(Collected data entries)
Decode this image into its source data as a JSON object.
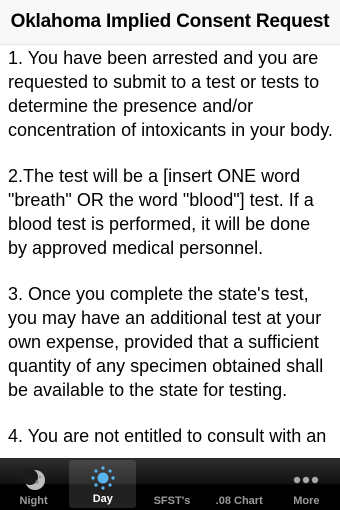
{
  "header": {
    "title": "Oklahoma Implied Consent Request"
  },
  "content": {
    "paragraphs": [
      "1. You have been arrested and you are requested to submit to a test or tests to determine the presence and/or concentration of intoxicants in your body.",
      "2.The test will be a [insert ONE word \"breath\" OR the word \"blood\"] test. If a blood test is performed, it will be done by approved medical personnel.",
      "3. Once you complete the state's test, you may have an additional test at your own expense, provided that a sufficient quantity of any specimen obtained shall be available to the state for testing.",
      "4. You are not entitled to consult with an"
    ]
  },
  "tabbar": {
    "tabs": [
      {
        "label": "Night",
        "icon": "moon-icon",
        "active": false
      },
      {
        "label": "Day",
        "icon": "sun-icon",
        "active": true
      },
      {
        "label": "SFST's",
        "icon": "none",
        "active": false
      },
      {
        "label": ".08 Chart",
        "icon": "none",
        "active": false
      },
      {
        "label": "More",
        "icon": "more-icon",
        "active": false
      }
    ]
  },
  "colors": {
    "header_bg": "#f8f8f8",
    "tabbar_bg": "#000000",
    "active_icon": "#5ab4f0",
    "inactive_label": "#9a9a9a"
  }
}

What you have to do: Every record must be copied exactly, with images dropped from the result.

Solution to this problem:
Decode this image into its source data as a JSON object.
{
  "header": {
    "title": "Oklahoma Implied Consent Request"
  },
  "content": {
    "paragraphs": [
      "1. You have been arrested and you are requested to submit to a test or tests to determine the presence and/or concentration of intoxicants in your body.",
      "2.The test will be a [insert ONE word \"breath\" OR the word \"blood\"] test. If a blood test is performed, it will be done by approved medical personnel.",
      "3. Once you complete the state's test, you may have an additional test at your own expense, provided that a sufficient quantity of any specimen obtained shall be available to the state for testing.",
      "4. You are not entitled to consult with an"
    ]
  },
  "tabbar": {
    "tabs": [
      {
        "label": "Night",
        "icon": "moon-icon",
        "active": false
      },
      {
        "label": "Day",
        "icon": "sun-icon",
        "active": true
      },
      {
        "label": "SFST's",
        "icon": "none",
        "active": false
      },
      {
        "label": ".08 Chart",
        "icon": "none",
        "active": false
      },
      {
        "label": "More",
        "icon": "more-icon",
        "active": false
      }
    ]
  },
  "colors": {
    "header_bg": "#f8f8f8",
    "tabbar_bg": "#000000",
    "active_icon": "#5ab4f0",
    "inactive_label": "#9a9a9a"
  }
}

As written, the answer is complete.